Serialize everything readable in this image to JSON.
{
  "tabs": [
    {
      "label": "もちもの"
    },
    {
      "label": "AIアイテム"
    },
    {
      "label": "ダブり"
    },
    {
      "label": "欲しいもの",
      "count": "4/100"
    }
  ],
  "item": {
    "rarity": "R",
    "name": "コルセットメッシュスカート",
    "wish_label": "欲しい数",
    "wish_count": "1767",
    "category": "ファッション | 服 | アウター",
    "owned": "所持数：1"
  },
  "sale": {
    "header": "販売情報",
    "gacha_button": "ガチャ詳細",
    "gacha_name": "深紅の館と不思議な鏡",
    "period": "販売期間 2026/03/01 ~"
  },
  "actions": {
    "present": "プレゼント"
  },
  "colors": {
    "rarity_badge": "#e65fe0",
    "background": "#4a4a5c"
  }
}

┄┄┄┄┄┄┄┄┄┄┄┄┄┄┄┄┄┄┄┄

**The task**
Every line above should be printed again exactly as it stands.

**Output of the exercise**
Serialize everything readable in this image to JSON.
{
  "tabs": [
    {
      "label": "もちもの"
    },
    {
      "label": "AIアイテム"
    },
    {
      "label": "ダブり"
    },
    {
      "label": "欲しいもの",
      "count": "4/100"
    }
  ],
  "item": {
    "rarity": "R",
    "name": "コルセットメッシュスカート",
    "wish_label": "欲しい数",
    "wish_count": "1767",
    "category": "ファッション | 服 | アウター",
    "owned": "所持数：1"
  },
  "sale": {
    "header": "販売情報",
    "gacha_button": "ガチャ詳細",
    "gacha_name": "深紅の館と不思議な鏡",
    "period": "販売期間 2026/03/01 ~"
  },
  "actions": {
    "present": "プレゼント"
  },
  "colors": {
    "rarity_badge": "#e65fe0",
    "background": "#4a4a5c"
  }
}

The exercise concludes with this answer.